Records from a data source
——
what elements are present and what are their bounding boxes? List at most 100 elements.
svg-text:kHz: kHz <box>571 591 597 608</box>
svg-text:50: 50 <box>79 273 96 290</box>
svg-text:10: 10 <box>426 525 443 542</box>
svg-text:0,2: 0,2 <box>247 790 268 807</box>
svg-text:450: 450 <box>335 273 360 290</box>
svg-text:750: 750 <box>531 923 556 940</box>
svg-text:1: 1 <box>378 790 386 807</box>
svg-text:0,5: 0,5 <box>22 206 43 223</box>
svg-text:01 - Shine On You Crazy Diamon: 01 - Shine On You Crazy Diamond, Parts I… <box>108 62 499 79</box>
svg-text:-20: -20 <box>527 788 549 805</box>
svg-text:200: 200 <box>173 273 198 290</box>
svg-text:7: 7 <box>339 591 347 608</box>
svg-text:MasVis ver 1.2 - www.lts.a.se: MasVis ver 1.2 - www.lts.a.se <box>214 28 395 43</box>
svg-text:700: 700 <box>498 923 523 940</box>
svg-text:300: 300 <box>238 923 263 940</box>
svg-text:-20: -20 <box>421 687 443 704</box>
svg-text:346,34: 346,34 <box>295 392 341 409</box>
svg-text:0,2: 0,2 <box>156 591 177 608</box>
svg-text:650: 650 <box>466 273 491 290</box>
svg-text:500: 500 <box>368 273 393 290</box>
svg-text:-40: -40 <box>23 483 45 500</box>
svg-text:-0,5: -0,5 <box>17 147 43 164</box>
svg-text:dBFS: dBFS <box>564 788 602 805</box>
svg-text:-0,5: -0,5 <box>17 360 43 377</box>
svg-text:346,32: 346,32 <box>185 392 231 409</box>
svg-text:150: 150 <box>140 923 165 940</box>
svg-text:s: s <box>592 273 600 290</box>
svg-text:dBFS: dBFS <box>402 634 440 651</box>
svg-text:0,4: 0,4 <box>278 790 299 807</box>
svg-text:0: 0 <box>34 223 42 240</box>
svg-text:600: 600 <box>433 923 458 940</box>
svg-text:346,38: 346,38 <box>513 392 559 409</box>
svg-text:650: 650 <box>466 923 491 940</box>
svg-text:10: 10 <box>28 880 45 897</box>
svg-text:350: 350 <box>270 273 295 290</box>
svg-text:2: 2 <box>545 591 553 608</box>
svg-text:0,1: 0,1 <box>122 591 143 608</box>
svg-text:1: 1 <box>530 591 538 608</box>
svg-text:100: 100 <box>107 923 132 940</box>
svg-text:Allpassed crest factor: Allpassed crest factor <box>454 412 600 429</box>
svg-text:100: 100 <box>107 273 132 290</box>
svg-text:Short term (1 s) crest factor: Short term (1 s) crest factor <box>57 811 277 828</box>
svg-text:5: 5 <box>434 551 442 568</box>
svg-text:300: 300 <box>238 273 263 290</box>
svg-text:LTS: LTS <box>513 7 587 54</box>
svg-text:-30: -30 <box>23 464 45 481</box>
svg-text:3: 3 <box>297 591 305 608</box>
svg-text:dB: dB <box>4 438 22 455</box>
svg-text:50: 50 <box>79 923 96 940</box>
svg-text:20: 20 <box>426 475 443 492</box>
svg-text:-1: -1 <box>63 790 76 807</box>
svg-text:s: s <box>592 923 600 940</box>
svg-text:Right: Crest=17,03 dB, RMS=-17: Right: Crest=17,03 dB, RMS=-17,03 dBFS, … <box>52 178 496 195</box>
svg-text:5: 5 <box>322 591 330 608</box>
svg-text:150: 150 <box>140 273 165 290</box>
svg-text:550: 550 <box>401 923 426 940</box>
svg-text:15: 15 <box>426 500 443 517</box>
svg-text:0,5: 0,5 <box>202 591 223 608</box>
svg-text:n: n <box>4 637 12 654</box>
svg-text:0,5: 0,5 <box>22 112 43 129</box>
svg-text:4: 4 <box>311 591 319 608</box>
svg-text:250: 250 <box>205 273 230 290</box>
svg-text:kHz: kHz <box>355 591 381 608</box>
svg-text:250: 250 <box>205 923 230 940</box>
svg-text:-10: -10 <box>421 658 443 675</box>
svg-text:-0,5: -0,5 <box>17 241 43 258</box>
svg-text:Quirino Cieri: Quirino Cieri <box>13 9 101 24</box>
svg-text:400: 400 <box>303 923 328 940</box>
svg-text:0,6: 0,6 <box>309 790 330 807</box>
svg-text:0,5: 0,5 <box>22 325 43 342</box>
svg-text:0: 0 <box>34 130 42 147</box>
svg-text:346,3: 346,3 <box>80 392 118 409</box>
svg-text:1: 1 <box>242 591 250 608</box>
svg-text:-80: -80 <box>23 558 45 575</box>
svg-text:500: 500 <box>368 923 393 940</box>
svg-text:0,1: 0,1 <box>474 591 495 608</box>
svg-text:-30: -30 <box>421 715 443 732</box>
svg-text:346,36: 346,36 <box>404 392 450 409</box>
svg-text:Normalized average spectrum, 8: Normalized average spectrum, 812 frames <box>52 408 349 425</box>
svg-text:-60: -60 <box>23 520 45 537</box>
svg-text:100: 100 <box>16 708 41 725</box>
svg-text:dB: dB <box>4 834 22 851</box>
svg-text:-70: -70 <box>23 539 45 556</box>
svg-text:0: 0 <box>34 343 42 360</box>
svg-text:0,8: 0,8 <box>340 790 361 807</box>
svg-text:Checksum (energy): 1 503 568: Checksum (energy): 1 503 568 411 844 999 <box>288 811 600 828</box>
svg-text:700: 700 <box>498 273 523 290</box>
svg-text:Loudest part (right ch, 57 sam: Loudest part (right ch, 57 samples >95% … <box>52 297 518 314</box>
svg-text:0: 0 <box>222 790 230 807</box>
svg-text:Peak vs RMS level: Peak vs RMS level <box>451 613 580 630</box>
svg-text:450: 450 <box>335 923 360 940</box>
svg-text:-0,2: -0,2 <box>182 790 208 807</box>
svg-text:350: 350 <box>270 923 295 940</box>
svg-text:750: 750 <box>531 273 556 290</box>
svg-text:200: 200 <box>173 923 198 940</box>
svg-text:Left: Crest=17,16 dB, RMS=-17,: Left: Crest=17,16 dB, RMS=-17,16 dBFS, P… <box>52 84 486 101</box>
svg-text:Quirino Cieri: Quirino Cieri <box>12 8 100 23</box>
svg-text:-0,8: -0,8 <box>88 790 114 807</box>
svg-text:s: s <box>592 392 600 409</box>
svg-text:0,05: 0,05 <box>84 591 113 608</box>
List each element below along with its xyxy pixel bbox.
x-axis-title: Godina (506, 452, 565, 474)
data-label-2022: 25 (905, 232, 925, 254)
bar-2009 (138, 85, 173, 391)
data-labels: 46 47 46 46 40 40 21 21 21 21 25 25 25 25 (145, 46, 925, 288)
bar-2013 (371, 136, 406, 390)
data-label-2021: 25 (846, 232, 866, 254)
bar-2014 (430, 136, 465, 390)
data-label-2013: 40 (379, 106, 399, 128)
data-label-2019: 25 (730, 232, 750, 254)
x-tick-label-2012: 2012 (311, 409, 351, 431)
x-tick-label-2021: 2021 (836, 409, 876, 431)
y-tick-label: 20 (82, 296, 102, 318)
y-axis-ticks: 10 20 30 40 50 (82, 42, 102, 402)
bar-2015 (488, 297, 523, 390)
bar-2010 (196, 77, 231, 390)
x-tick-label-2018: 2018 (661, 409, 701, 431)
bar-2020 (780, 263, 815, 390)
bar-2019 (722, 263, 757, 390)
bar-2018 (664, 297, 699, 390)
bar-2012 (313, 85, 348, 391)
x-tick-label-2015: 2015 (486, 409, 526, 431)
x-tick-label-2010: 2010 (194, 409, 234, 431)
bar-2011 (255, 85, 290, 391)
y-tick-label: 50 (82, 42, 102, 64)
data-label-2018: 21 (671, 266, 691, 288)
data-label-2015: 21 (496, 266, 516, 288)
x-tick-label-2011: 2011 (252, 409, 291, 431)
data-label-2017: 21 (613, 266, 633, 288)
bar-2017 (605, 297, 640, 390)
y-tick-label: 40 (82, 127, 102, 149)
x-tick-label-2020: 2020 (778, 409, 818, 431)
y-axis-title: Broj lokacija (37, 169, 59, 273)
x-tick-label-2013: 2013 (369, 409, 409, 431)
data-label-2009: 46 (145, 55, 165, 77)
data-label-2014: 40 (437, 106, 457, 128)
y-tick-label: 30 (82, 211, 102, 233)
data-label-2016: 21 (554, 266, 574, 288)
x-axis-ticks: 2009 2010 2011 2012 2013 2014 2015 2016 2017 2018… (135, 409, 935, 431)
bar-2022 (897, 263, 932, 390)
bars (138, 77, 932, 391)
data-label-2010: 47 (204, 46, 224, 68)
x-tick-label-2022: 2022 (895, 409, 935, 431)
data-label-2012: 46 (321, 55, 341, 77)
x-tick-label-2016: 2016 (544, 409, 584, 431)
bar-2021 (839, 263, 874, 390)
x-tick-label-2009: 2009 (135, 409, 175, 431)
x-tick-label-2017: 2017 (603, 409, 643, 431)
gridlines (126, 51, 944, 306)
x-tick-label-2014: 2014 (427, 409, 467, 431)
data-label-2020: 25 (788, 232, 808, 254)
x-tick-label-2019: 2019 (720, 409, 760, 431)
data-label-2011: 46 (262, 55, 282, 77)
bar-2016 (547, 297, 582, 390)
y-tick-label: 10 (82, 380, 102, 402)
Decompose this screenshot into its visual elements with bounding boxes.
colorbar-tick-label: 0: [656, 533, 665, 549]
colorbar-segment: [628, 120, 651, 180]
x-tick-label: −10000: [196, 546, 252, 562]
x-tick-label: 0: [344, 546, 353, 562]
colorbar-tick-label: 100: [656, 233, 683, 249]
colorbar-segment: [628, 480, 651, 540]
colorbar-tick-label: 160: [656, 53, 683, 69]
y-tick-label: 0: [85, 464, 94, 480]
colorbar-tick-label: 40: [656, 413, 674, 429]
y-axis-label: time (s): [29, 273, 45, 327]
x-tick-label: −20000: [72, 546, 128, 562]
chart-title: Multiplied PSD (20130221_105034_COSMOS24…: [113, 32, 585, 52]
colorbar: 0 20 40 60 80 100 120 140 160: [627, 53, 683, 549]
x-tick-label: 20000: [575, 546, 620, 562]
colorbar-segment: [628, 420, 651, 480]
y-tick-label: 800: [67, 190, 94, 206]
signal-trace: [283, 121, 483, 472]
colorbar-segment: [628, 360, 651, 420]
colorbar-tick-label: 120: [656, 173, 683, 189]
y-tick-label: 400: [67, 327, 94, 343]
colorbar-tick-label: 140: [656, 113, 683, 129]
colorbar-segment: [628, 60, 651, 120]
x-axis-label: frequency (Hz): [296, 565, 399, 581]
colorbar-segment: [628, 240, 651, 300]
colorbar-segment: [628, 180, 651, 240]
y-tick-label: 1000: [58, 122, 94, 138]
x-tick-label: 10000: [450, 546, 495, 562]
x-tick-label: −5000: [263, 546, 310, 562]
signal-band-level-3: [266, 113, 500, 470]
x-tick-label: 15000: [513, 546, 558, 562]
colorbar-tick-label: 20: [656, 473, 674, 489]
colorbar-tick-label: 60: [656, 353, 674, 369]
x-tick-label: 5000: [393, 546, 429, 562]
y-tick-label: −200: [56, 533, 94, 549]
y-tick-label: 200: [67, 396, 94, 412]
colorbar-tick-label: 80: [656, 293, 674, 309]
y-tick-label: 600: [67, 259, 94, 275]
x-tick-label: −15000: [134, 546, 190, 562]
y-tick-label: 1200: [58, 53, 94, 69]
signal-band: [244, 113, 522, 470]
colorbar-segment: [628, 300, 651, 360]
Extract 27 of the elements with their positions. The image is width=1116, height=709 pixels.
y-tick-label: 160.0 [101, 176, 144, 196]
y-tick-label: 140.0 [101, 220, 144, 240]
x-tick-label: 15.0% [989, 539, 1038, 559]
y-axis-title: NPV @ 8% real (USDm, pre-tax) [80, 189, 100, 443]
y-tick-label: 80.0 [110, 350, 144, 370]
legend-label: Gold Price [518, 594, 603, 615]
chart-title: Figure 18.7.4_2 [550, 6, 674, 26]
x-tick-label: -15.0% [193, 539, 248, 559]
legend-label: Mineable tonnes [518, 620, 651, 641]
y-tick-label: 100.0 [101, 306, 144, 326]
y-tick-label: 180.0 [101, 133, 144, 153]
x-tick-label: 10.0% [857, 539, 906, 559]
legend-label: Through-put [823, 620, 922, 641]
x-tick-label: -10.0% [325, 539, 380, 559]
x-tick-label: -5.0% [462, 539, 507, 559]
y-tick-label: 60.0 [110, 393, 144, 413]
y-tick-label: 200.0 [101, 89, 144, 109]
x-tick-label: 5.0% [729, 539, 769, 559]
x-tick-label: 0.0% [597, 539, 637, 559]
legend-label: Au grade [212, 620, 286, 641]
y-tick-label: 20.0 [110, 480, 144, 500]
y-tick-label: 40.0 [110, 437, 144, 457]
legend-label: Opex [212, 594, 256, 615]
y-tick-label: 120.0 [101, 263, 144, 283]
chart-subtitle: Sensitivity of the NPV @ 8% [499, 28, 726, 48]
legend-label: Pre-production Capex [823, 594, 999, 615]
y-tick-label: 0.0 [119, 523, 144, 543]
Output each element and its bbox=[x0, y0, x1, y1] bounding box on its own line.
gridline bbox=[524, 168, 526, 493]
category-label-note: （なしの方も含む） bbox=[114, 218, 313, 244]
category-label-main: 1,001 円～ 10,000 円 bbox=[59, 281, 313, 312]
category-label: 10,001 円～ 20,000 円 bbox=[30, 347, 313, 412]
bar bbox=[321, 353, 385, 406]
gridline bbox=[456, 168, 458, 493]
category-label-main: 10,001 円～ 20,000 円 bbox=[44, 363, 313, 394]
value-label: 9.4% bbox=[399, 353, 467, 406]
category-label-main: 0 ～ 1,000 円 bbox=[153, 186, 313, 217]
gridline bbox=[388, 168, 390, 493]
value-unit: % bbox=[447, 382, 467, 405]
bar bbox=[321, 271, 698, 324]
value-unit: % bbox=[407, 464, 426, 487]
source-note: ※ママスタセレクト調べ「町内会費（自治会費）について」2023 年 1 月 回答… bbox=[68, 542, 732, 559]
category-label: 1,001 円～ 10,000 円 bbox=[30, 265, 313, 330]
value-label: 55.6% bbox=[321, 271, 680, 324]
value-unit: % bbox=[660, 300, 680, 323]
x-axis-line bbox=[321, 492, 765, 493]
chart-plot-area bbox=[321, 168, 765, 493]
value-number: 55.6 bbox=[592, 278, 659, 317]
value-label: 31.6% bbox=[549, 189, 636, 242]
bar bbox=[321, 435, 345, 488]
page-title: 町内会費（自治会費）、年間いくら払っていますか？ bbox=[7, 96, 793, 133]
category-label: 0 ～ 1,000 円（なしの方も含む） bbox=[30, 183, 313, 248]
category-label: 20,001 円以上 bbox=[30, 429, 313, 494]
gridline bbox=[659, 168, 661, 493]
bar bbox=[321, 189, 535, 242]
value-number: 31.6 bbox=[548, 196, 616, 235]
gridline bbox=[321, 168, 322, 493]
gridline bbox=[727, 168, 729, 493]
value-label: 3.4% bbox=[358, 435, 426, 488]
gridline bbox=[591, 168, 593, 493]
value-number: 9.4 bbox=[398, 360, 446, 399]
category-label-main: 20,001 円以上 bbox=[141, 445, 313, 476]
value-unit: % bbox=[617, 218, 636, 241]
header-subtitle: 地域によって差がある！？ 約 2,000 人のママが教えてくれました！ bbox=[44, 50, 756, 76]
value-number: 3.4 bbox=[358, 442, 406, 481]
——
Could you write out, character for character, the lines of the material from its very first line through the line holding "svg-text:500: 500 <box>368 273 393 290</box>", both ends included?

what elements are present and what are their bounding boxes? List at most 100 elements.
svg-text:kHz: kHz <box>571 591 597 608</box>
svg-text:50: 50 <box>79 273 96 290</box>
svg-text:10: 10 <box>426 525 443 542</box>
svg-text:0,2: 0,2 <box>247 790 268 807</box>
svg-text:450: 450 <box>335 273 360 290</box>
svg-text:750: 750 <box>531 923 556 940</box>
svg-text:1: 1 <box>378 790 386 807</box>
svg-text:0,5: 0,5 <box>22 206 43 223</box>
svg-text:01 - Shine On You Crazy Diamon: 01 - Shine On You Crazy Diamond, Parts I… <box>108 62 499 79</box>
svg-text:-20: -20 <box>527 788 549 805</box>
svg-text:200: 200 <box>173 273 198 290</box>
svg-text:7: 7 <box>339 591 347 608</box>
svg-text:MasVis ver 1.2 - www.lts.a.se: MasVis ver 1.2 - www.lts.a.se <box>214 28 395 43</box>
svg-text:700: 700 <box>498 923 523 940</box>
svg-text:300: 300 <box>238 923 263 940</box>
svg-text:-20: -20 <box>421 687 443 704</box>
svg-text:346,34: 346,34 <box>295 392 341 409</box>
svg-text:0,2: 0,2 <box>156 591 177 608</box>
svg-text:650: 650 <box>466 273 491 290</box>
svg-text:500: 500 <box>368 273 393 290</box>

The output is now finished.